**Task**
Your task is to filter the data below down to the lines holding "label".

**Task material**
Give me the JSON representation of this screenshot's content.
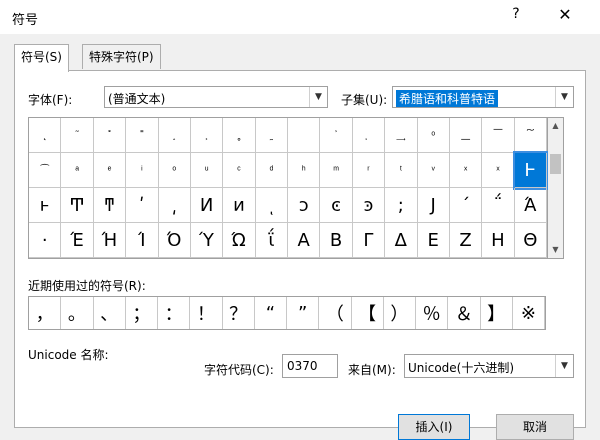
{
  "window": {
    "title": "符号",
    "help_icon": "?",
    "close_icon": "✕"
  },
  "tabs": [
    {
      "label": "符号(S)"
    },
    {
      "label": "特殊字符(P)"
    }
  ],
  "font": {
    "label": "字体(F):",
    "value": "(普通文本)"
  },
  "subset": {
    "label": "子集(U):",
    "value": "希腊语和科普特语"
  },
  "symbol_rows": [
    [
      "˛",
      "˜",
      "˟",
      "˭",
      "˰",
      "˲",
      "˳",
      "˷",
      "͏",
      "͐",
      "ͅ",
      "͢",
      "ͦ",
      "͟",
      "͞",
      "͠"
    ],
    [
      "͡",
      "ͣ",
      "ͤ",
      "ͥ",
      "ͦ",
      "ͧ",
      "ͨ",
      "ͩ",
      "ͪ",
      "ͫ",
      "ͬ",
      "ͭ",
      "ͮ",
      "ͯ",
      "ͯ",
      "Ͱ"
    ],
    [
      "ͱ",
      "Ͳ",
      "ͳ",
      "ʹ",
      "͵",
      "Ͷ",
      "ͷ",
      "ͺ",
      "ͻ",
      "ͼ",
      "ͽ",
      ";",
      "Ϳ",
      "΄",
      "΅",
      "Ά"
    ],
    [
      "·",
      "Έ",
      "Ή",
      "Ί",
      "Ό",
      "Ύ",
      "Ώ",
      "ΐ",
      "Α",
      "Β",
      "Γ",
      "Δ",
      "Ε",
      "Ζ",
      "Η",
      "Θ"
    ]
  ],
  "recent": {
    "label": "近期使用过的符号(R):",
    "items": [
      "，",
      "。",
      "、",
      "；",
      "：",
      "！",
      "？",
      "“",
      "”",
      "（",
      "【",
      "）",
      "％",
      "＆",
      "】",
      "※"
    ]
  },
  "unicode_name": {
    "label": "Unicode 名称:"
  },
  "char_code": {
    "label": "字符代码(C):",
    "value": "0370"
  },
  "from": {
    "label": "来自(M):",
    "value": "Unicode(十六进制)"
  },
  "buttons": {
    "insert": "插入(I)",
    "cancel": "取消"
  }
}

**Exercise output**
      "label": "符号(S)"
      "label": "特殊字符(P)"
    "label": "字体(F):",
    "label": "子集(U):",
    "label": "近期使用过的符号(R):",
    "label": "Unicode 名称:"
    "label": "字符代码(C):",
    "label": "来自(M):",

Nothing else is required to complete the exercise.